## [Task details]
Convert the stretch of records from the line containing "Patent image size: (1020, 566)." through the line containing "The chamfers 106 is at (128, 305)." into a JSON list of strings, one string per line, omitting blank lines.

## [Given information]
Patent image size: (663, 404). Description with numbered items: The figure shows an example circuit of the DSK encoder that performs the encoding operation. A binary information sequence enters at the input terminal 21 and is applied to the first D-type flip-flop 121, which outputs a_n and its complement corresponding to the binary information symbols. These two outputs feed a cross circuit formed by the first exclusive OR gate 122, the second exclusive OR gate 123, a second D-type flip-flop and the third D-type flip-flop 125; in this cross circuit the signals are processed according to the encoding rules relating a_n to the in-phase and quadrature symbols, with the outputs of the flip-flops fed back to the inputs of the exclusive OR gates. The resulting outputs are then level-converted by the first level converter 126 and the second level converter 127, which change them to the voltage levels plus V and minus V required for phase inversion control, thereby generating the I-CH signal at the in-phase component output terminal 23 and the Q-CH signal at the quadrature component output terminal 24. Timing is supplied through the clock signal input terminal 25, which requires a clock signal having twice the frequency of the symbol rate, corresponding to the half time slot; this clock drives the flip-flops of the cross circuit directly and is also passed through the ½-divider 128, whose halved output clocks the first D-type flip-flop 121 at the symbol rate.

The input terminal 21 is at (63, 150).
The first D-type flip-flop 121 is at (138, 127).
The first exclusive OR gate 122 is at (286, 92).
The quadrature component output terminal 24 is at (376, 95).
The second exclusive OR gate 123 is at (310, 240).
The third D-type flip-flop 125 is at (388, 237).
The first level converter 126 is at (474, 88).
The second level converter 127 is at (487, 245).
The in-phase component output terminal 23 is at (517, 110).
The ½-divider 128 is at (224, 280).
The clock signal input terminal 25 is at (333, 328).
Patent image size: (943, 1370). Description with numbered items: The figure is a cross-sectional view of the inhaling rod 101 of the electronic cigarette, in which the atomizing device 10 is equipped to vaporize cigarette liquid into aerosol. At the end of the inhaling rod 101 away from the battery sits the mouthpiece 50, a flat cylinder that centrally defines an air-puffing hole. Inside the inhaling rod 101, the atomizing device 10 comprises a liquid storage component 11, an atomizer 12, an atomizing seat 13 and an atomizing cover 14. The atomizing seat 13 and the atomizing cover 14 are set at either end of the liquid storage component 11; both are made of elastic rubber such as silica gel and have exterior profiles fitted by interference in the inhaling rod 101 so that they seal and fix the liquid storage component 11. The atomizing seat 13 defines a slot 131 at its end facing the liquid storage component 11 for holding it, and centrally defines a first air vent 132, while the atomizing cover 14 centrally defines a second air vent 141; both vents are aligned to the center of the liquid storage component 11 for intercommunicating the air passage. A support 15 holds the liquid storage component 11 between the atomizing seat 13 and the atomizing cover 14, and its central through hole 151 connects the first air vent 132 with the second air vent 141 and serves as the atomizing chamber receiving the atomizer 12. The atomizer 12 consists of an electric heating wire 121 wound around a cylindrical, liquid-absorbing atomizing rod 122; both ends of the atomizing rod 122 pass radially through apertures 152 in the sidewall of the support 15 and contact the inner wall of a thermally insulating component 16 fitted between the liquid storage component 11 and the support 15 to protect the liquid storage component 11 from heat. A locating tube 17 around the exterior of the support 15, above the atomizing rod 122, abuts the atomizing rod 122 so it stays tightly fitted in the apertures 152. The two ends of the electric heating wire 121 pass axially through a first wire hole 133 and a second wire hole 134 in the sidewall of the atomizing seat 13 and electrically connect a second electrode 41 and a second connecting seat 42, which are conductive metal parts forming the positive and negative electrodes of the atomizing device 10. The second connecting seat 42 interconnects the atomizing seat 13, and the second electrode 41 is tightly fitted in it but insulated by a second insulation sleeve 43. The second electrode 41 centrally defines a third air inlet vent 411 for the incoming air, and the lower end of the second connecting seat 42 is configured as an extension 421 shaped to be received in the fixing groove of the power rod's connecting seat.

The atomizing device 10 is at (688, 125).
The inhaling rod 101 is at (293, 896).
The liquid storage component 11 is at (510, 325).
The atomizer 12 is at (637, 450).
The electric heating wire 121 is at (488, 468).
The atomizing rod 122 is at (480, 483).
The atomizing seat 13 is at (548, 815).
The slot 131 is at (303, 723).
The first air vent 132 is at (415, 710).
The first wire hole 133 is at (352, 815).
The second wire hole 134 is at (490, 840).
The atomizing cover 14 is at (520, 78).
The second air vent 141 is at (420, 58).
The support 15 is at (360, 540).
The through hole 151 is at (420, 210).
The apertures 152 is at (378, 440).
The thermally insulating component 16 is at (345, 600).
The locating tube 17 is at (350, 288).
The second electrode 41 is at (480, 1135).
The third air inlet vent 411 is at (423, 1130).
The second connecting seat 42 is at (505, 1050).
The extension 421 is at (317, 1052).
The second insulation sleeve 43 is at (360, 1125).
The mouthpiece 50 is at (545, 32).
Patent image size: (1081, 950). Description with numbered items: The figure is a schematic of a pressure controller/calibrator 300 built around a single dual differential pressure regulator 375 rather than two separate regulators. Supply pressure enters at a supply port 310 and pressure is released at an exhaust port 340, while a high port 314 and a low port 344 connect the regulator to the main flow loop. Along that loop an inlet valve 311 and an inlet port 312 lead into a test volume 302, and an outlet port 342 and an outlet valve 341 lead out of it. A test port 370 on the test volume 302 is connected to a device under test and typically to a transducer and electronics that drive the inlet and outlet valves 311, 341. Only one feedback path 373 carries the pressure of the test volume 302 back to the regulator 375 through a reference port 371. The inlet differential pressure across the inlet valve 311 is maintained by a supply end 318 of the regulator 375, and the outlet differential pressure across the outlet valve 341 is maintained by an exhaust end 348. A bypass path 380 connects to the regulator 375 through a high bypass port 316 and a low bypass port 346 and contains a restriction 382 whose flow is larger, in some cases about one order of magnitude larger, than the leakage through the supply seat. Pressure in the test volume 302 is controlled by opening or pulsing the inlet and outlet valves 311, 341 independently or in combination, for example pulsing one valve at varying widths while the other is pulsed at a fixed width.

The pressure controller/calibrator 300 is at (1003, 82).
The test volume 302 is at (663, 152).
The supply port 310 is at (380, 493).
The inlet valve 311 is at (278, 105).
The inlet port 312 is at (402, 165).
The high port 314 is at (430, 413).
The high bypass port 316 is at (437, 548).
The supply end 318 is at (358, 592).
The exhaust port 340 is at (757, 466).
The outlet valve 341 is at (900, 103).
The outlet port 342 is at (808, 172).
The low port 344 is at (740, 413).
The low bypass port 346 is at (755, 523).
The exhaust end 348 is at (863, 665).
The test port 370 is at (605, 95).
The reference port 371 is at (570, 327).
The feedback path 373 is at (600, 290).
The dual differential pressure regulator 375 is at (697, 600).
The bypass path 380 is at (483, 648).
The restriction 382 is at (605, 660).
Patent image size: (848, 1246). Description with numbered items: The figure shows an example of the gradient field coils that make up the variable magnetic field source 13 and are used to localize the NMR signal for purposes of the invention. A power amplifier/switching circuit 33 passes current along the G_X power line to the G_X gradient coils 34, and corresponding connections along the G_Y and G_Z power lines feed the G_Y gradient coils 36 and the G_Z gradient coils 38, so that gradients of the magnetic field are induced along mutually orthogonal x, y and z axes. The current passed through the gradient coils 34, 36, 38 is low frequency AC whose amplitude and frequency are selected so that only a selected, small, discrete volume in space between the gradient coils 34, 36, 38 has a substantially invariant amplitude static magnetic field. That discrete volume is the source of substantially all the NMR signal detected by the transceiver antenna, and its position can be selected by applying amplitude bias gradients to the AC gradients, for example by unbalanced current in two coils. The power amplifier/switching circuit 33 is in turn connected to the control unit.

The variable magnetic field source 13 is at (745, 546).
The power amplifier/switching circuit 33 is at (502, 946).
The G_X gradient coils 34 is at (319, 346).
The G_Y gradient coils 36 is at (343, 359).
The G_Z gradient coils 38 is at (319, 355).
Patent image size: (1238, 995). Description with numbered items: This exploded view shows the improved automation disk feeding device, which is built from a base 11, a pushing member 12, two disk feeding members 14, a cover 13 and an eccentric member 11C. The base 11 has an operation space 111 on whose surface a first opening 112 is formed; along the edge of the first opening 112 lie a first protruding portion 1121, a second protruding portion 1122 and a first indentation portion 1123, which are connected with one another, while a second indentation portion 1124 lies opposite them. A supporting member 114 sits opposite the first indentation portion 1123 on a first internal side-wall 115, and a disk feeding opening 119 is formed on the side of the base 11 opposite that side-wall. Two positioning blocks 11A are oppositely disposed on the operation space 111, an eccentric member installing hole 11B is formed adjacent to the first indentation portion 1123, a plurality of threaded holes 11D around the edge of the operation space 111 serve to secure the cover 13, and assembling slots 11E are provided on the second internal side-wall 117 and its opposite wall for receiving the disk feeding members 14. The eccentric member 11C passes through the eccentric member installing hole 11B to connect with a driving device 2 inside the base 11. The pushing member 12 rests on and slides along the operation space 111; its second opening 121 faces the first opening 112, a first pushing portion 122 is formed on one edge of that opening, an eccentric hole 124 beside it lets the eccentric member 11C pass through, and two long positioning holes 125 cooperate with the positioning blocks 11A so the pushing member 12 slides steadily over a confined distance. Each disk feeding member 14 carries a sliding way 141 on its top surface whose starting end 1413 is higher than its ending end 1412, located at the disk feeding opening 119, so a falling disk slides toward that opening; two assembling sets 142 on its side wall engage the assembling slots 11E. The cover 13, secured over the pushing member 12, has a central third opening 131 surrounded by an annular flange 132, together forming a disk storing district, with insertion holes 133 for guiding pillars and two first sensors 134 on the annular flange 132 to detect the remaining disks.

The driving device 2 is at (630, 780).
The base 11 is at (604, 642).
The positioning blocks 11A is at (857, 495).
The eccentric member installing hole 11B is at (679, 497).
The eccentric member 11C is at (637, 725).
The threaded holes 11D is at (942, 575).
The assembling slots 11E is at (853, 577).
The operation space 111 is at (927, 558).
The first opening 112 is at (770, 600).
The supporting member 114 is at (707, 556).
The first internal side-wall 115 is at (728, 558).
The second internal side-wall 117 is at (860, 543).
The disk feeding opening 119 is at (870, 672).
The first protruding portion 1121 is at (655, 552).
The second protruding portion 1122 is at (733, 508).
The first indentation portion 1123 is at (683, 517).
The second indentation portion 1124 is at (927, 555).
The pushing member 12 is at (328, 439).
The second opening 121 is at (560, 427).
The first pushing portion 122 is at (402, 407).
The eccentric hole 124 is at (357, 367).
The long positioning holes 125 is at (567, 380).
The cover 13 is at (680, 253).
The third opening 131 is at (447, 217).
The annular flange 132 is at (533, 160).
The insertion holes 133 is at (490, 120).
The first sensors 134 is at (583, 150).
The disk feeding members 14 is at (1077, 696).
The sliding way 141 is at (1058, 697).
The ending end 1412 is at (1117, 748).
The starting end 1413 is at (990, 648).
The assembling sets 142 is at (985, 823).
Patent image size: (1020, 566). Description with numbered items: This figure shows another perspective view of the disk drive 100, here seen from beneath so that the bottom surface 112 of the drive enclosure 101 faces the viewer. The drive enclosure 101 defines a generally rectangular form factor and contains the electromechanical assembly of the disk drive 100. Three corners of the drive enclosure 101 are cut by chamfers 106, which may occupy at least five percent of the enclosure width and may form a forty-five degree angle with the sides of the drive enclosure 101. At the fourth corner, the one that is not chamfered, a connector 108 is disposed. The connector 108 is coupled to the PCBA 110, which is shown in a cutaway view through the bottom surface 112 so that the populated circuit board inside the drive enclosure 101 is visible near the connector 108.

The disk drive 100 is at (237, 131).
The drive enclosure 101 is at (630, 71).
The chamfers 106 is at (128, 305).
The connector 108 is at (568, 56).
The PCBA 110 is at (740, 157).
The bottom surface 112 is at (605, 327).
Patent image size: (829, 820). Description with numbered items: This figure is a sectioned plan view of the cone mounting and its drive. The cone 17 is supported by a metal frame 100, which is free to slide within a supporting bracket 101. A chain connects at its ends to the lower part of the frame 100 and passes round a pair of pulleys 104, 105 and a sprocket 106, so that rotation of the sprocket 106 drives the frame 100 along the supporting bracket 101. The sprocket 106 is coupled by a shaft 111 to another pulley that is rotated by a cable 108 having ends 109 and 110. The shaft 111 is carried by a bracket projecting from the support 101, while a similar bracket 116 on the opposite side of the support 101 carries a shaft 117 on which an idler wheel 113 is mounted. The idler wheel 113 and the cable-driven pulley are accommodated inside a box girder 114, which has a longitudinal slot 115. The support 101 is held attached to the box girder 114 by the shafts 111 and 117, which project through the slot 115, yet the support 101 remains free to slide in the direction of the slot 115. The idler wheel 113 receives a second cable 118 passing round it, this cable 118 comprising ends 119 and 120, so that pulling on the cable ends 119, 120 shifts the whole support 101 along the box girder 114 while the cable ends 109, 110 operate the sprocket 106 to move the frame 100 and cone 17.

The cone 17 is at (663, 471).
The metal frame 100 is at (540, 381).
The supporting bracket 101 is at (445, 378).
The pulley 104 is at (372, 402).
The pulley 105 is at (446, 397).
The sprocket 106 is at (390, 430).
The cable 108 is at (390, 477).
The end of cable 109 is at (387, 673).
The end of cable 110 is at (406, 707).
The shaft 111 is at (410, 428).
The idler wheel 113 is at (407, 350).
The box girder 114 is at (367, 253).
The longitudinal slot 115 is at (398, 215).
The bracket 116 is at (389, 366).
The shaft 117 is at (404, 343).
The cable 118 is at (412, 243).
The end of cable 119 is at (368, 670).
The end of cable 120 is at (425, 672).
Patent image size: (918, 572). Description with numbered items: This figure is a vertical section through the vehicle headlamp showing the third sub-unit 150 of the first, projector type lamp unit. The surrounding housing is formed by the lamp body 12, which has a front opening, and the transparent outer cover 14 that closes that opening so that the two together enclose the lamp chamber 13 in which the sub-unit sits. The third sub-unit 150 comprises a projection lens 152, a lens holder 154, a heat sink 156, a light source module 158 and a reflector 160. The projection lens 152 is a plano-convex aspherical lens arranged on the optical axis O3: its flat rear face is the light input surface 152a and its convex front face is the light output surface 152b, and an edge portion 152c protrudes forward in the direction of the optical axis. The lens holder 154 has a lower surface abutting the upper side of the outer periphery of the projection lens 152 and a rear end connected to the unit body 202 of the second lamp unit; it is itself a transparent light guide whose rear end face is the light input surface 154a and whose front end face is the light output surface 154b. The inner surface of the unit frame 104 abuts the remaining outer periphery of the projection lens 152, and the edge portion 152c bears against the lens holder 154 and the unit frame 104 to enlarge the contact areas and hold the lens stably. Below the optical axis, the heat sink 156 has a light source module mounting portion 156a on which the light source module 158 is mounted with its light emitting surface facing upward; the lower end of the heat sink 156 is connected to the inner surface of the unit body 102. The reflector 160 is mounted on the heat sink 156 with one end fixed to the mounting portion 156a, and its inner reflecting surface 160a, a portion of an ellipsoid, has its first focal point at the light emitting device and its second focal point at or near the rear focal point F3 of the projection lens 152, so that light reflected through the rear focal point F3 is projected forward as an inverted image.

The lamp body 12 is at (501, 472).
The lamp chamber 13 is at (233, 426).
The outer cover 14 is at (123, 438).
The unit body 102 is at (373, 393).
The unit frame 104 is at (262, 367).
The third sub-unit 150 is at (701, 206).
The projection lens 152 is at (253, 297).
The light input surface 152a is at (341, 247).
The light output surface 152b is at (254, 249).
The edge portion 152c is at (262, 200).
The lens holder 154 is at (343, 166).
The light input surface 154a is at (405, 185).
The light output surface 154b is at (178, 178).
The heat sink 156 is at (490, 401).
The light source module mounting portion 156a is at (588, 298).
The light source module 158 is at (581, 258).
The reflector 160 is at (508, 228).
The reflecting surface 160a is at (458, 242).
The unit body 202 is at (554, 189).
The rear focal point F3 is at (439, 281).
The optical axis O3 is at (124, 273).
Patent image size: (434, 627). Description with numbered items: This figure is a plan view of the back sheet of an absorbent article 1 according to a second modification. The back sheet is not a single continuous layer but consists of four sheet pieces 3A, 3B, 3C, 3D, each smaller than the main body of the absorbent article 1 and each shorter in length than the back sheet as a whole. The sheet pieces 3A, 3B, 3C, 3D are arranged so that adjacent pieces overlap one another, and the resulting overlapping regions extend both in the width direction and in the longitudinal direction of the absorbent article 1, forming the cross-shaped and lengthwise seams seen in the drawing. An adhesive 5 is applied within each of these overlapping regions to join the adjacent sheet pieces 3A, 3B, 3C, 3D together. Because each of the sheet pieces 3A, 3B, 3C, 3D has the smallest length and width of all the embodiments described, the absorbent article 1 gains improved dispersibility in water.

## [Full answer]
[
  "Patent image size: (1020, 566). Description with numbered items: This figure shows another perspective view of the disk drive 100, here seen from beneath so that the bottom surface 112 of the drive enclosure 101 faces the viewer. The drive enclosure 101 defines a generally rectangular form factor and contains the electromechanical assembly of the disk drive 100. Three corners of the drive enclosure 101 are cut by chamfers 106, which may occupy at least five percent of the enclosure width and may form a forty-five degree angle with the sides of the drive enclosure 101. At the fourth corner, the one that is not chamfered, a connector 108 is disposed. The connector 108 is coupled to the PCBA 110, which is shown in a cutaway view through the bottom surface 112 so that the populated circuit board inside the drive enclosure 101 is visible near the connector 108.",
  "The disk drive 100 is at (237, 131).",
  "The drive enclosure 101 is at (630, 71).",
  "The chamfers 106 is at (128, 305)."
]